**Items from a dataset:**
··········
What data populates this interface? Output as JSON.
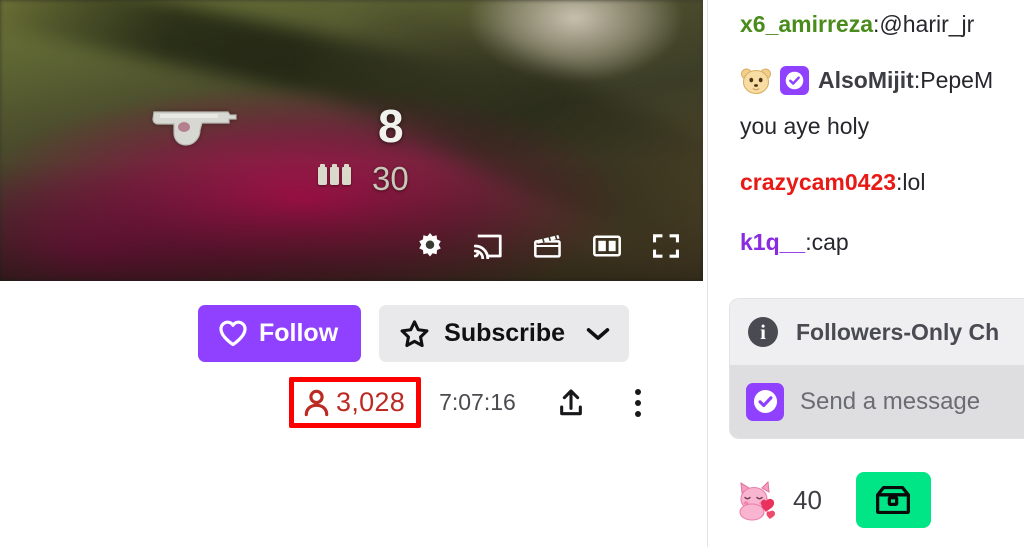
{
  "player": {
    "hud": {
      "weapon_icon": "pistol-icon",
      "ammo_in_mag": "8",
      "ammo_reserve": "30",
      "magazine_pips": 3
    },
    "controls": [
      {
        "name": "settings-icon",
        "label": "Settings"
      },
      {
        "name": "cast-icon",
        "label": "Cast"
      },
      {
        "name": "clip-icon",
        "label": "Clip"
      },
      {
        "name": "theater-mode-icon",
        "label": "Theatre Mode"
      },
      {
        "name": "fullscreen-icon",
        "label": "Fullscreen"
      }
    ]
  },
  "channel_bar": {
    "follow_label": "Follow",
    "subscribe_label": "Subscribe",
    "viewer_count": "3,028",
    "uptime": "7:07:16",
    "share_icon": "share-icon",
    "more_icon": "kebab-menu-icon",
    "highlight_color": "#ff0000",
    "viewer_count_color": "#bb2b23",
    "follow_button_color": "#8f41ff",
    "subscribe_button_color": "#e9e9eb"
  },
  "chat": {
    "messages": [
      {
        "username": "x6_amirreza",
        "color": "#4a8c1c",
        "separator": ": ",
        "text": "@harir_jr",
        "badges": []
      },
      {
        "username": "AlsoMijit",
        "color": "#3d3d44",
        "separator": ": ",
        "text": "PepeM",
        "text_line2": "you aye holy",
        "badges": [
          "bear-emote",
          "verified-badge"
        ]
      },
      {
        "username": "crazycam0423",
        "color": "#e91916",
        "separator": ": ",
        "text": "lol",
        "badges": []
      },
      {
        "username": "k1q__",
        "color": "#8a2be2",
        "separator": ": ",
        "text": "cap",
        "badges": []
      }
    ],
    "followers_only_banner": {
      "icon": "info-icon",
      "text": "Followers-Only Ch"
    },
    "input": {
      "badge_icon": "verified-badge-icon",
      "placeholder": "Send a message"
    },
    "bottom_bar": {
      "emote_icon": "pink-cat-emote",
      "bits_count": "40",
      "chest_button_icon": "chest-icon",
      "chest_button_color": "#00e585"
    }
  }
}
··········
Which lines hold the string "username"? Copy all of them from the data above.

        "username": "x6_amirreza",
        "username": "AlsoMijit",
        "username": "crazycam0423",
        "username": "k1q__",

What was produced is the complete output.